▶ _Short problem_: Transcribe all the entries word for word, but omit the images.
--- START Task data ---
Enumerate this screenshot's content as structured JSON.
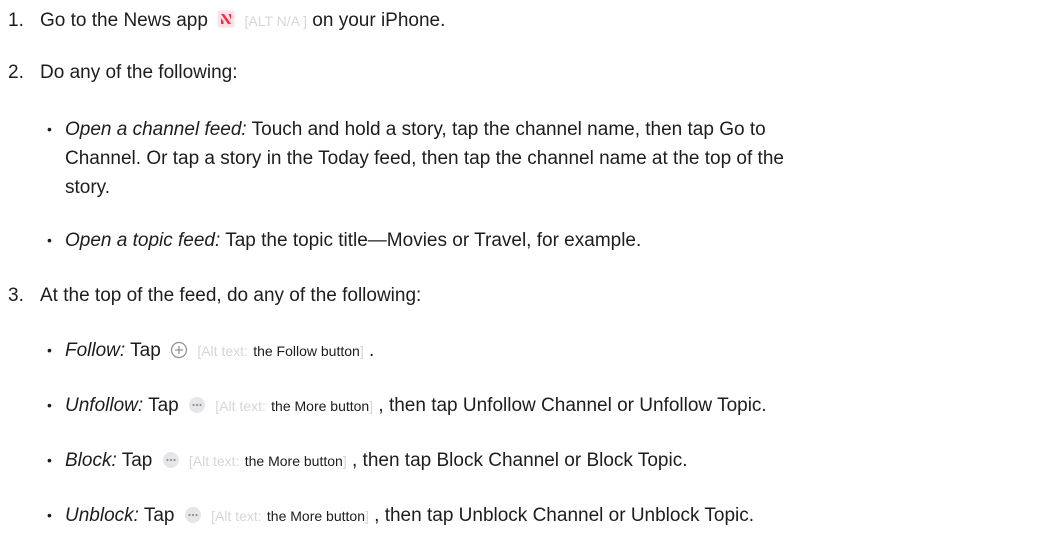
{
  "steps": [
    {
      "number": "1.",
      "before": "Go to the News app",
      "alt": "[ALT N/A ]",
      "after": "on your iPhone."
    },
    {
      "number": "2.",
      "text": "Do any of the following:",
      "items": [
        {
          "label": "Open a channel feed:",
          "line1": "Touch and hold a story, tap the channel name, then tap Go to",
          "line2": "Channel. Or tap a story in the Today feed, then tap the channel name at the top of the",
          "line3": "story."
        },
        {
          "label": "Open a topic feed:",
          "text": "Tap the topic title—Movies or Travel, for example."
        }
      ]
    },
    {
      "number": "3.",
      "text": "At the top of the feed, do any of the following:",
      "items": [
        {
          "label": "Follow:",
          "tap": "Tap",
          "alt_prefix": "[Alt text:",
          "alt_text": "the Follow button",
          "alt_close": "]",
          "after": "."
        },
        {
          "label": "Unfollow:",
          "tap": "Tap",
          "alt_prefix": "[Alt text:",
          "alt_text": "the More button",
          "alt_close": "]",
          "after": ", then tap Unfollow Channel or Unfollow Topic."
        },
        {
          "label": "Block:",
          "tap": "Tap",
          "alt_prefix": "[Alt text:",
          "alt_text": "the More button",
          "alt_close": "]",
          "after": ", then tap Block Channel or Block Topic."
        },
        {
          "label": "Unblock:",
          "tap": "Tap",
          "alt_prefix": "[Alt text:",
          "alt_text": "the More button",
          "alt_close": "]",
          "after": ", then tap Unblock Channel or Unblock Topic."
        }
      ]
    }
  ],
  "bullet_char": "•",
  "colors": {
    "text": "#1d1d1f",
    "alt_faint": "#d6d6d6",
    "news_red": "#fa2c44",
    "icon_gray": "#8e8e93"
  }
}
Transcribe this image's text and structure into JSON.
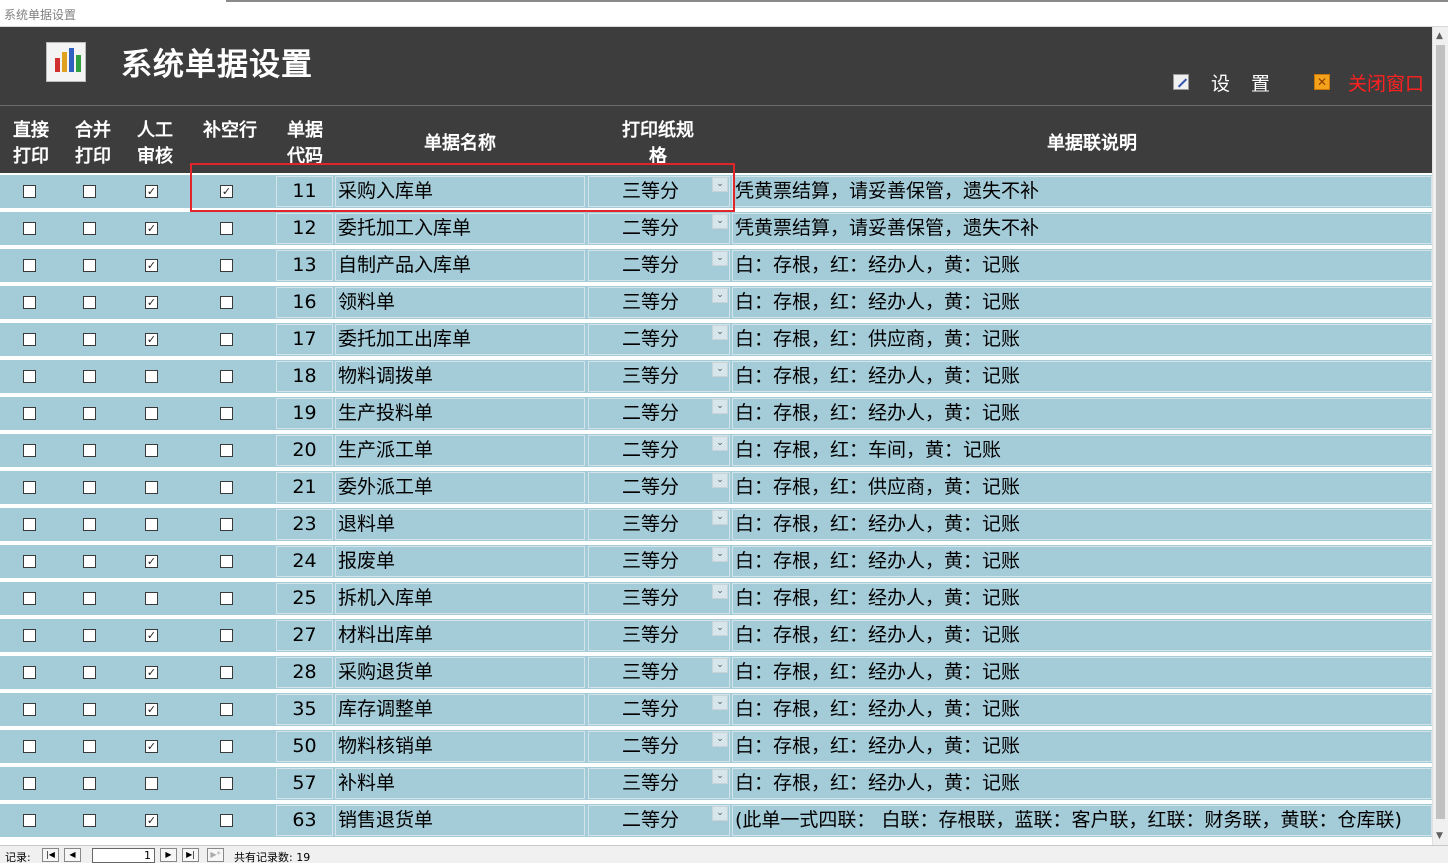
{
  "window": {
    "title": "系统单据设置"
  },
  "header": {
    "title": "系统单据设置",
    "settings_label": "设置",
    "close_label": "关闭窗口",
    "icons": {
      "app": "chart-report-icon",
      "settings": "edit-settings-icon",
      "close": "close-window-icon"
    }
  },
  "columns": {
    "direct_print": "直接打印",
    "merge_print": "合并打印",
    "manual_review": "人工审核",
    "fill_blank": "补空行",
    "code": "单据代码",
    "name": "单据名称",
    "paper": "打印纸规格",
    "desc": "单据联说明"
  },
  "rows": [
    {
      "direct_print": false,
      "merge_print": false,
      "manual_review": true,
      "fill_blank": true,
      "code": "11",
      "name": "采购入库单",
      "paper": "三等分",
      "desc": "凭黄票结算，请妥善保管，遗失不补"
    },
    {
      "direct_print": false,
      "merge_print": false,
      "manual_review": true,
      "fill_blank": false,
      "code": "12",
      "name": "委托加工入库单",
      "paper": "二等分",
      "desc": "凭黄票结算，请妥善保管，遗失不补"
    },
    {
      "direct_print": false,
      "merge_print": false,
      "manual_review": true,
      "fill_blank": false,
      "code": "13",
      "name": "自制产品入库单",
      "paper": "二等分",
      "desc": "白：存根，红：经办人，黄：记账"
    },
    {
      "direct_print": false,
      "merge_print": false,
      "manual_review": true,
      "fill_blank": false,
      "code": "16",
      "name": "领料单",
      "paper": "三等分",
      "desc": "白：存根，红：经办人，黄：记账"
    },
    {
      "direct_print": false,
      "merge_print": false,
      "manual_review": true,
      "fill_blank": false,
      "code": "17",
      "name": "委托加工出库单",
      "paper": "二等分",
      "desc": "白：存根，红：供应商，黄：记账"
    },
    {
      "direct_print": false,
      "merge_print": false,
      "manual_review": false,
      "fill_blank": false,
      "code": "18",
      "name": "物料调拨单",
      "paper": "三等分",
      "desc": "白：存根，红：经办人，黄：记账"
    },
    {
      "direct_print": false,
      "merge_print": false,
      "manual_review": false,
      "fill_blank": false,
      "code": "19",
      "name": "生产投料单",
      "paper": "二等分",
      "desc": "白：存根，红：经办人，黄：记账"
    },
    {
      "direct_print": false,
      "merge_print": false,
      "manual_review": false,
      "fill_blank": false,
      "code": "20",
      "name": "生产派工单",
      "paper": "二等分",
      "desc": "白：存根，红：车间，黄：记账"
    },
    {
      "direct_print": false,
      "merge_print": false,
      "manual_review": false,
      "fill_blank": false,
      "code": "21",
      "name": "委外派工单",
      "paper": "二等分",
      "desc": "白：存根，红：供应商，黄：记账"
    },
    {
      "direct_print": false,
      "merge_print": false,
      "manual_review": false,
      "fill_blank": false,
      "code": "23",
      "name": "退料单",
      "paper": "三等分",
      "desc": "白：存根，红：经办人，黄：记账"
    },
    {
      "direct_print": false,
      "merge_print": false,
      "manual_review": true,
      "fill_blank": false,
      "code": "24",
      "name": "报废单",
      "paper": "三等分",
      "desc": "白：存根，红：经办人，黄：记账"
    },
    {
      "direct_print": false,
      "merge_print": false,
      "manual_review": false,
      "fill_blank": false,
      "code": "25",
      "name": "拆机入库单",
      "paper": "三等分",
      "desc": "白：存根，红：经办人，黄：记账"
    },
    {
      "direct_print": false,
      "merge_print": false,
      "manual_review": true,
      "fill_blank": false,
      "code": "27",
      "name": "材料出库单",
      "paper": "三等分",
      "desc": "白：存根，红：经办人，黄：记账"
    },
    {
      "direct_print": false,
      "merge_print": false,
      "manual_review": true,
      "fill_blank": false,
      "code": "28",
      "name": "采购退货单",
      "paper": "三等分",
      "desc": "白：存根，红：经办人，黄：记账"
    },
    {
      "direct_print": false,
      "merge_print": false,
      "manual_review": true,
      "fill_blank": false,
      "code": "35",
      "name": "库存调整单",
      "paper": "二等分",
      "desc": "白：存根，红：经办人，黄：记账"
    },
    {
      "direct_print": false,
      "merge_print": false,
      "manual_review": true,
      "fill_blank": false,
      "code": "50",
      "name": "物料核销单",
      "paper": "二等分",
      "desc": "白：存根，红：经办人，黄：记账"
    },
    {
      "direct_print": false,
      "merge_print": false,
      "manual_review": false,
      "fill_blank": false,
      "code": "57",
      "name": "补料单",
      "paper": "三等分",
      "desc": "白：存根，红：经办人，黄：记账"
    },
    {
      "direct_print": false,
      "merge_print": false,
      "manual_review": true,
      "fill_blank": false,
      "code": "63",
      "name": "销售退货单",
      "paper": "二等分",
      "desc": " (此单一式四联：  白联：存根联，蓝联：客户联，红联：财务联，黄联：仓库联)"
    }
  ],
  "nav": {
    "label": "记录:",
    "current": "1",
    "count_text": "共有记录数: 19"
  }
}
--- END Task data ---
▶ _Task result_:
Enumerate this screenshot's content as structured JSON.
{
  "steps": [
    {
      "number": "1.",
      "before": "Go to the News app",
      "alt": "[ALT N/A ]",
      "after": "on your iPhone."
    },
    {
      "number": "2.",
      "text": "Do any of the following:",
      "items": [
        {
          "label": "Open a channel feed:",
          "line1": "Touch and hold a story, tap the channel name, then tap Go to",
          "line2": "Channel. Or tap a story in the Today feed, then tap the channel name at the top of the",
          "line3": "story."
        },
        {
          "label": "Open a topic feed:",
          "text": "Tap the topic title—Movies or Travel, for example."
        }
      ]
    },
    {
      "number": "3.",
      "text": "At the top of the feed, do any of the following:",
      "items": [
        {
          "label": "Follow:",
          "tap": "Tap",
          "alt_prefix": "[Alt text:",
          "alt_text": "the Follow button",
          "alt_close": "]",
          "after": "."
        },
        {
          "label": "Unfollow:",
          "tap": "Tap",
          "alt_prefix": "[Alt text:",
          "alt_text": "the More button",
          "alt_close": "]",
          "after": ", then tap Unfollow Channel or Unfollow Topic."
        },
        {
          "label": "Block:",
          "tap": "Tap",
          "alt_prefix": "[Alt text:",
          "alt_text": "the More button",
          "alt_close": "]",
          "after": ", then tap Block Channel or Block Topic."
        },
        {
          "label": "Unblock:",
          "tap": "Tap",
          "alt_prefix": "[Alt text:",
          "alt_text": "the More button",
          "alt_close": "]",
          "after": ", then tap Unblock Channel or Unblock Topic."
        }
      ]
    }
  ],
  "bullet_char": "•",
  "colors": {
    "text": "#1d1d1f",
    "alt_faint": "#d6d6d6",
    "news_red": "#fa2c44",
    "icon_gray": "#8e8e93"
  }
}
Transcribe this image's text and structure into JSON.
{
  "window": {
    "title": "系统单据设置"
  },
  "header": {
    "title": "系统单据设置",
    "settings_label": "设置",
    "close_label": "关闭窗口",
    "icons": {
      "app": "chart-report-icon",
      "settings": "edit-settings-icon",
      "close": "close-window-icon"
    }
  },
  "columns": {
    "direct_print": "直接打印",
    "merge_print": "合并打印",
    "manual_review": "人工审核",
    "fill_blank": "补空行",
    "code": "单据代码",
    "name": "单据名称",
    "paper": "打印纸规格",
    "desc": "单据联说明"
  },
  "rows": [
    {
      "direct_print": false,
      "merge_print": false,
      "manual_review": true,
      "fill_blank": true,
      "code": "11",
      "name": "采购入库单",
      "paper": "三等分",
      "desc": "凭黄票结算，请妥善保管，遗失不补"
    },
    {
      "direct_print": false,
      "merge_print": false,
      "manual_review": true,
      "fill_blank": false,
      "code": "12",
      "name": "委托加工入库单",
      "paper": "二等分",
      "desc": "凭黄票结算，请妥善保管，遗失不补"
    },
    {
      "direct_print": false,
      "merge_print": false,
      "manual_review": true,
      "fill_blank": false,
      "code": "13",
      "name": "自制产品入库单",
      "paper": "二等分",
      "desc": "白：存根，红：经办人，黄：记账"
    },
    {
      "direct_print": false,
      "merge_print": false,
      "manual_review": true,
      "fill_blank": false,
      "code": "16",
      "name": "领料单",
      "paper": "三等分",
      "desc": "白：存根，红：经办人，黄：记账"
    },
    {
      "direct_print": false,
      "merge_print": false,
      "manual_review": true,
      "fill_blank": false,
      "code": "17",
      "name": "委托加工出库单",
      "paper": "二等分",
      "desc": "白：存根，红：供应商，黄：记账"
    },
    {
      "direct_print": false,
      "merge_print": false,
      "manual_review": false,
      "fill_blank": false,
      "code": "18",
      "name": "物料调拨单",
      "paper": "三等分",
      "desc": "白：存根，红：经办人，黄：记账"
    },
    {
      "direct_print": false,
      "merge_print": false,
      "manual_review": false,
      "fill_blank": false,
      "code": "19",
      "name": "生产投料单",
      "paper": "二等分",
      "desc": "白：存根，红：经办人，黄：记账"
    },
    {
      "direct_print": false,
      "merge_print": false,
      "manual_review": false,
      "fill_blank": false,
      "code": "20",
      "name": "生产派工单",
      "paper": "二等分",
      "desc": "白：存根，红：车间，黄：记账"
    },
    {
      "direct_print": false,
      "merge_print": false,
      "manual_review": false,
      "fill_blank": false,
      "code": "21",
      "name": "委外派工单",
      "paper": "二等分",
      "desc": "白：存根，红：供应商，黄：记账"
    },
    {
      "direct_print": false,
      "merge_print": false,
      "manual_review": false,
      "fill_blank": false,
      "code": "23",
      "name": "退料单",
      "paper": "三等分",
      "desc": "白：存根，红：经办人，黄：记账"
    },
    {
      "direct_print": false,
      "merge_print": false,
      "manual_review": true,
      "fill_blank": false,
      "code": "24",
      "name": "报废单",
      "paper": "三等分",
      "desc": "白：存根，红：经办人，黄：记账"
    },
    {
      "direct_print": false,
      "merge_print": false,
      "manual_review": false,
      "fill_blank": false,
      "code": "25",
      "name": "拆机入库单",
      "paper": "三等分",
      "desc": "白：存根，红：经办人，黄：记账"
    },
    {
      "direct_print": false,
      "merge_print": false,
      "manual_review": true,
      "fill_blank": false,
      "code": "27",
      "name": "材料出库单",
      "paper": "三等分",
      "desc": "白：存根，红：经办人，黄：记账"
    },
    {
      "direct_print": false,
      "merge_print": false,
      "manual_review": true,
      "fill_blank": false,
      "code": "28",
      "name": "采购退货单",
      "paper": "三等分",
      "desc": "白：存根，红：经办人，黄：记账"
    },
    {
      "direct_print": false,
      "merge_print": false,
      "manual_review": true,
      "fill_blank": false,
      "code": "35",
      "name": "库存调整单",
      "paper": "二等分",
      "desc": "白：存根，红：经办人，黄：记账"
    },
    {
      "direct_print": false,
      "merge_print": false,
      "manual_review": true,
      "fill_blank": false,
      "code": "50",
      "name": "物料核销单",
      "paper": "二等分",
      "desc": "白：存根，红：经办人，黄：记账"
    },
    {
      "direct_print": false,
      "merge_print": false,
      "manual_review": false,
      "fill_blank": false,
      "code": "57",
      "name": "补料单",
      "paper": "三等分",
      "desc": "白：存根，红：经办人，黄：记账"
    },
    {
      "direct_print": false,
      "merge_print": false,
      "manual_review": true,
      "fill_blank": false,
      "code": "63",
      "name": "销售退货单",
      "paper": "二等分",
      "desc": " (此单一式四联：  白联：存根联，蓝联：客户联，红联：财务联，黄联：仓库联)"
    }
  ],
  "nav": {
    "label": "记录:",
    "current": "1",
    "count_text": "共有记录数: 19"
  }
}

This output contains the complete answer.